— Requirement —
Scan the material and copy every line in which "public" appears.

— Listed records —
+ + +
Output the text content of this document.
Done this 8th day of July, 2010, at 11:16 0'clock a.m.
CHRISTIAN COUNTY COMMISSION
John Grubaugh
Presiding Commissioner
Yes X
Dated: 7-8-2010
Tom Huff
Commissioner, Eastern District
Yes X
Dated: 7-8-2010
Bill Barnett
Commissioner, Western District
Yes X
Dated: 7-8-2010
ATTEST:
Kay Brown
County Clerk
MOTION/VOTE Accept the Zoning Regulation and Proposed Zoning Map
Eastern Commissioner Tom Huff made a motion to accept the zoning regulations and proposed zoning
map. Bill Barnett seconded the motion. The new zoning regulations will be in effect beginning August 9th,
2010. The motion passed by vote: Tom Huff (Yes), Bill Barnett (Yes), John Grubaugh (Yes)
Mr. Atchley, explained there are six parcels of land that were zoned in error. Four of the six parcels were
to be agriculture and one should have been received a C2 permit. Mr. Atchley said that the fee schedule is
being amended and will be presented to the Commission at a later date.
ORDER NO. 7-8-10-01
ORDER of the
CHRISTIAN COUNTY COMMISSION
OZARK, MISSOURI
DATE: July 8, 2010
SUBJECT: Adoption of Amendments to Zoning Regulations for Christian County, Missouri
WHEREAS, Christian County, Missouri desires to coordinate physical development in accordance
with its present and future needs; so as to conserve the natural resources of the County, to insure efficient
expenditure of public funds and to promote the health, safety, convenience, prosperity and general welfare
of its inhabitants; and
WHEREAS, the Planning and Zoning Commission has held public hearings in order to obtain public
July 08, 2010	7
+ + +
— Task answer —
expenditure of public funds and to promote the health, safety, convenience, prosperity and general welfare
WHEREAS, the Planning and Zoning Commission has held public hearings in order to obtain public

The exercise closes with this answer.